Task brief: Rewrite the lines below as a numbered list, skipping any blank lines and leaving out the pictures.
+ + + +
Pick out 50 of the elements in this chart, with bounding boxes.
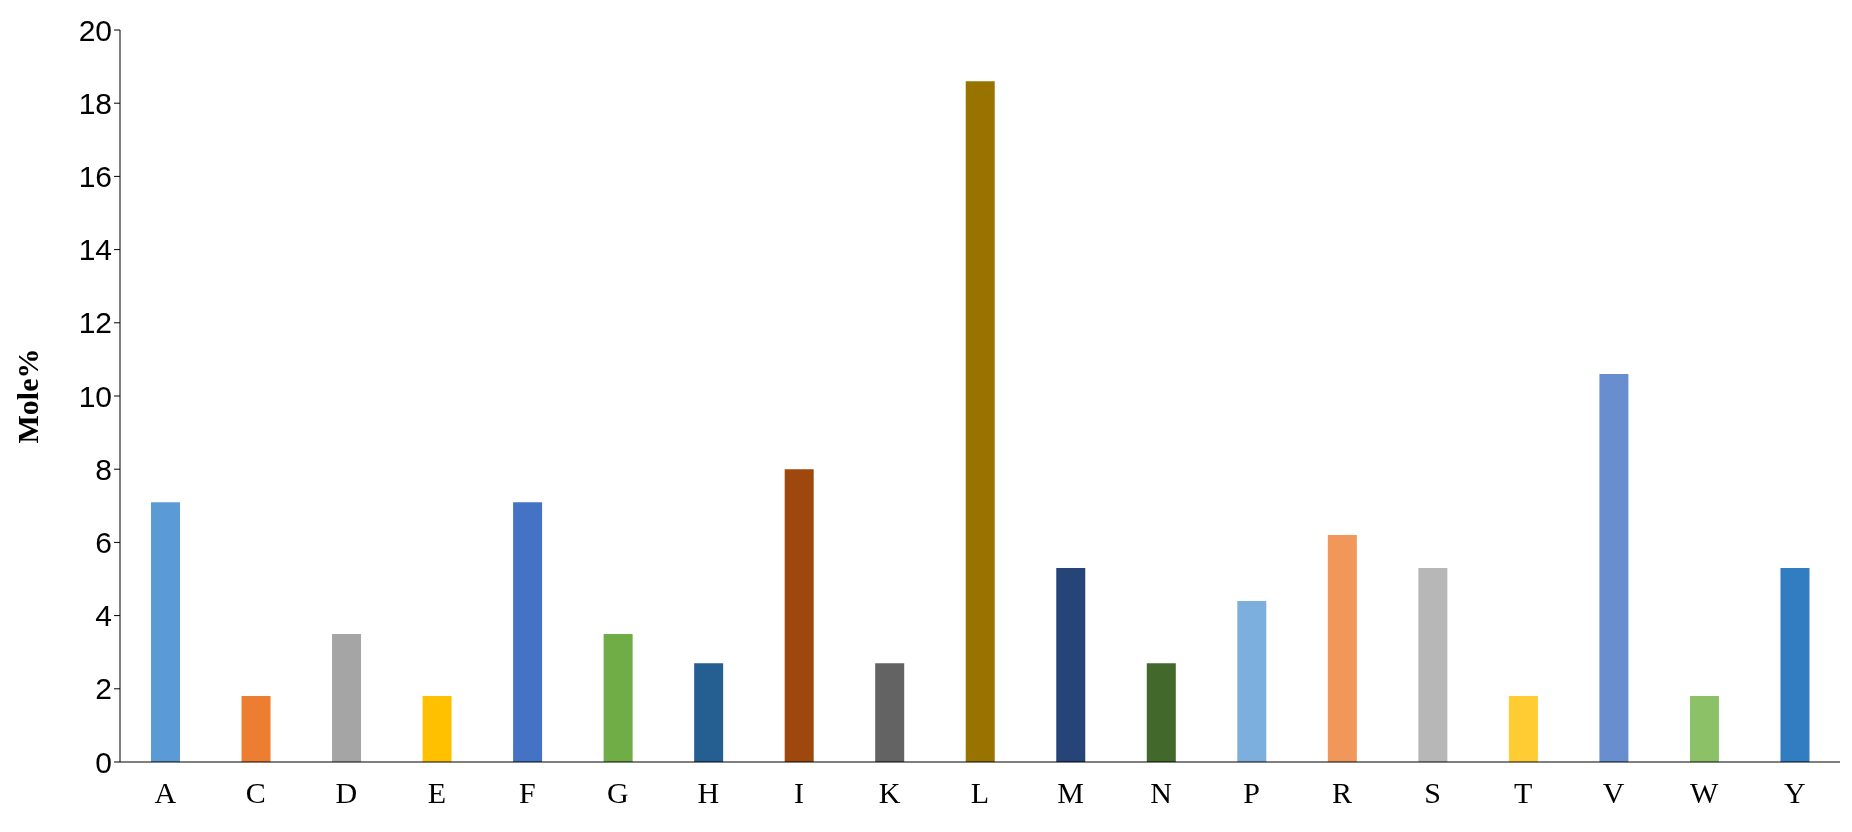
x-tick-label: P — [1243, 776, 1260, 810]
x-tick-label: G — [607, 776, 629, 810]
bar — [1056, 568, 1086, 762]
bar — [1146, 663, 1176, 762]
y-tick-label: 0 — [95, 745, 112, 779]
bar — [784, 469, 814, 762]
bar — [332, 633, 362, 762]
bar — [965, 81, 995, 762]
y-tick-label: 20 — [78, 13, 112, 47]
x-tick-label: H — [697, 776, 720, 810]
bar — [1689, 696, 1719, 762]
bar — [513, 502, 543, 762]
x-tick-label: I — [793, 776, 804, 810]
x-tick-label: T — [1513, 776, 1533, 810]
bar — [1780, 568, 1810, 762]
x-tick-label: K — [878, 776, 901, 810]
bar — [241, 696, 271, 762]
bar — [875, 663, 905, 762]
y-tick-label: 8 — [95, 452, 112, 486]
x-tick-label: F — [519, 776, 536, 810]
bar — [1508, 696, 1538, 762]
y-tick-label: 4 — [95, 599, 112, 633]
x-tick-label: S — [1424, 776, 1441, 810]
x-tick-label: E — [427, 776, 447, 810]
bar — [1327, 535, 1357, 762]
x-tick-label: M — [1057, 776, 1084, 810]
x-tick-label: W — [1690, 776, 1720, 810]
y-tick-label: 14 — [78, 233, 112, 267]
x-tick-label: L — [970, 776, 990, 810]
bar — [603, 633, 633, 762]
bar — [694, 663, 724, 762]
y-tick-label: 16 — [78, 160, 112, 194]
y-tick-label: 10 — [78, 379, 112, 413]
y-axis-title: Mole% — [10, 348, 44, 444]
x-tick-label: D — [335, 776, 358, 810]
y-tick-label: 18 — [78, 86, 112, 120]
bar — [422, 696, 452, 762]
x-tick-label: R — [1332, 776, 1353, 810]
bar — [151, 502, 180, 762]
x-tick-label: A — [154, 776, 177, 810]
y-tick-label: 12 — [78, 306, 112, 340]
bar — [1418, 568, 1448, 762]
x-tick-label: Y — [1783, 776, 1806, 810]
bar — [1237, 600, 1267, 762]
y-tick-label: 2 — [95, 672, 112, 706]
x-tick-label: C — [245, 776, 266, 810]
x-tick-label: V — [1602, 776, 1625, 810]
x-tick-label: N — [1150, 776, 1172, 810]
y-tick-label: 6 — [95, 526, 112, 560]
bar — [1599, 374, 1629, 762]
+ + + +
Reply to the task:
1. Pick out 50 of the elements in this chart, with bounding boxes.
2. x-tick-label: P — [1243, 776, 1260, 810]
3. x-tick-label: G — [607, 776, 629, 810]
4. bar — [1056, 568, 1086, 762]
5. bar — [1146, 663, 1176, 762]
6. y-tick-label: 0 — [95, 745, 112, 779]
7. bar — [784, 469, 814, 762]
8. bar — [332, 633, 362, 762]
9. bar — [965, 81, 995, 762]
10. y-tick-label: 20 — [78, 13, 112, 47]
11. x-tick-label: H — [697, 776, 720, 810]
12. bar — [1689, 696, 1719, 762]
13. bar — [513, 502, 543, 762]
14. x-tick-label: I — [793, 776, 804, 810]
15. x-tick-label: T — [1513, 776, 1533, 810]
16. bar — [1780, 568, 1810, 762]
17. x-tick-label: K — [878, 776, 901, 810]
18. bar — [241, 696, 271, 762]
19. bar — [875, 663, 905, 762]
20. y-tick-label: 8 — [95, 452, 112, 486]
21. x-tick-label: F — [519, 776, 536, 810]
22. bar — [1508, 696, 1538, 762]
23. y-tick-label: 4 — [95, 599, 112, 633]
24. x-tick-label: S — [1424, 776, 1441, 810]
25. x-tick-label: E — [427, 776, 447, 810]
26. bar — [1327, 535, 1357, 762]
27. x-tick-label: M — [1057, 776, 1084, 810]
28. x-tick-label: W — [1690, 776, 1720, 810]
29. y-tick-label: 14 — [78, 233, 112, 267]
30. x-tick-label: L — [970, 776, 990, 810]
31. bar — [603, 633, 633, 762]
32. bar — [694, 663, 724, 762]
33. y-tick-label: 16 — [78, 160, 112, 194]
34. y-tick-label: 10 — [78, 379, 112, 413]
35. y-axis-title: Mole% — [10, 348, 44, 444]
36. x-tick-label: D — [335, 776, 358, 810]
37. y-tick-label: 18 — [78, 86, 112, 120]
38. bar — [422, 696, 452, 762]
39. x-tick-label: R — [1332, 776, 1353, 810]
40. bar — [151, 502, 180, 762]
41. x-tick-label: A — [154, 776, 177, 810]
42. y-tick-label: 12 — [78, 306, 112, 340]
43. bar — [1418, 568, 1448, 762]
44. x-tick-label: Y — [1783, 776, 1806, 810]
45. bar — [1237, 600, 1267, 762]
46. y-tick-label: 2 — [95, 672, 112, 706]
47. x-tick-label: C — [245, 776, 266, 810]
48. x-tick-label: V — [1602, 776, 1625, 810]
49. x-tick-label: N — [1150, 776, 1172, 810]
50. y-tick-label: 6 — [95, 526, 112, 560]
51. bar — [1599, 374, 1629, 762]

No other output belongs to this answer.